▶ [Selected passage]:
━━━━━━━━━━━━━━━━
Tuesday, March 3, 2009

Vectors and Matrices - 4

I think this is the last basic post about vectors and matrices.

Let's do logic operations with vectors and matrices.

Our example uses more common informations.

We have a vector and each element is the height of a person (in meters).

v = [1.55 1.82 1.48 1.71 1.62 1.94 2.00]'

Now, we need to know who is taller than 1.80m.

So, we can do an analysis element by element, like this:

v(1) > 1.80
v(2) > 1.80
v(3) > 1.80
v(4) > 1.80
v(5) > 1.80
v(6) > 1.80
v(7) > 1.80

But, the Scilab has a very simple solution.

v > 1.8 // this operation is non-dependent of vector's dimensionality

Look the script.

-->v = [1.55 1.82 1.48 1.71 1.62 1.94 2.00]'
v =

1.55
1.82
1.48
1.71
1.62
1.94
2.

-->v > 1.8
ans =

F
T
F
F
F
T
T

But, if we want the positions of the elements (people) taller than 1.80m then we can do this:

-->positions = find(v > 1.8)
positions =

2. 6. 7.


The elements in v these are taller than 1.8m are the 2nd (1.82m), 6th (1.94m) and 7th (2.00m).

We can do the same analysis for matrices.

A very useful example is a binary matrix with equal probability of zeros and ones.
━━━━━━━━━━━━━━━━
▶ [What to do]:
Continue the Scilab post on vectors and matrices from where it stops.

▶ [Dataset]:
━━━━━━━━━━━━━━━━
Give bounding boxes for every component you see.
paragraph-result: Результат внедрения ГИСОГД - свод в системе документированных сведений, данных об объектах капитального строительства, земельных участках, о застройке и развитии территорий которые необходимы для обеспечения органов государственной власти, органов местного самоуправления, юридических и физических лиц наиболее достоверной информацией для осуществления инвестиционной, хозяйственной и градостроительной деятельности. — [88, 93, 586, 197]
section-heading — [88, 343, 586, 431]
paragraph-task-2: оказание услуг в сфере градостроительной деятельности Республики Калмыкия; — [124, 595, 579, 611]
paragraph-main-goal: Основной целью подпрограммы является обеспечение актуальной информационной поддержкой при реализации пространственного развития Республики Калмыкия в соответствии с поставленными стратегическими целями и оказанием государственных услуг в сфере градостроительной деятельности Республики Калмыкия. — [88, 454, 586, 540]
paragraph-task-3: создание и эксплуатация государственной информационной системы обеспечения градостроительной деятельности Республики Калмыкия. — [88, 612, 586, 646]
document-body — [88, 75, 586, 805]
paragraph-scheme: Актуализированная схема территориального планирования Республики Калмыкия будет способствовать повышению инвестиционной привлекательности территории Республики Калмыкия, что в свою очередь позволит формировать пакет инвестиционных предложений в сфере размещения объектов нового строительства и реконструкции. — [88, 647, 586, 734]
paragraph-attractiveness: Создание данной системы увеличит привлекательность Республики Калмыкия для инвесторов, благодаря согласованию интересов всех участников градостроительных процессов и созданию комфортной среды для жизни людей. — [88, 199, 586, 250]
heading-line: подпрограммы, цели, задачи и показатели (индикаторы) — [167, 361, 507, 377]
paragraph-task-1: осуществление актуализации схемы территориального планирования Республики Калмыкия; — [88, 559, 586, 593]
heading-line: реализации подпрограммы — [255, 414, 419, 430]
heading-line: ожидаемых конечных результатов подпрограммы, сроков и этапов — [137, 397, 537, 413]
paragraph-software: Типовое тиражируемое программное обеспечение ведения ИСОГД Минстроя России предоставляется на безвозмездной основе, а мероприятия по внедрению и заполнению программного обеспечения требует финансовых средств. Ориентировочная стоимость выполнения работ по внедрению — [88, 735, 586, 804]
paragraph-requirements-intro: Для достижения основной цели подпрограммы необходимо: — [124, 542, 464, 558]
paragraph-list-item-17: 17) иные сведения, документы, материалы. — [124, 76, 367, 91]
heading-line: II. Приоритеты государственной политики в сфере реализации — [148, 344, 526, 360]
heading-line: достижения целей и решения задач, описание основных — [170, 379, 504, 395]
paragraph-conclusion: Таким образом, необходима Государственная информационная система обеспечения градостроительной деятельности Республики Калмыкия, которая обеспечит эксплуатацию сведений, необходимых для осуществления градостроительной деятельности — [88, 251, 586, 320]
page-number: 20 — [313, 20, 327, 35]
━━━━━━━━━━━━━━━━
▶ [Response box]:
Look the script and post to me your comments.

-->x = rand(3, 3)
x =

0.5667211 0.0568928 0.7279222
0.5711639 0.5595937 0.2677766
0.8160110 0.1249340 0.5465335

-->y = x > 0.5
y =

T F T
T T F
T F T

In showed example we have more ones ("Trues"), I ask: why?

3 comments:

Peter Senna Tschudin said...

a = [ 1 2 3 4 11 20 10 ]
b = a>9

What is the smart way of subtract 10 from each column that has a value over 9? I'm looking for a matrice operation to avoid loops... Is it possible?

Thank you!

Alex Carneiro said...

Hello Peter, you can try something like this:

a = [ 1 2 3 4 11 20 10 ];

aux_positions = find(a > 9);

b = a(aux_positions);

b = b - 10;

a(aux_positions) = b;


Best regards.

Peter Senna Tschudin said...

Hi Alex! This is a great solution. Thank you very much!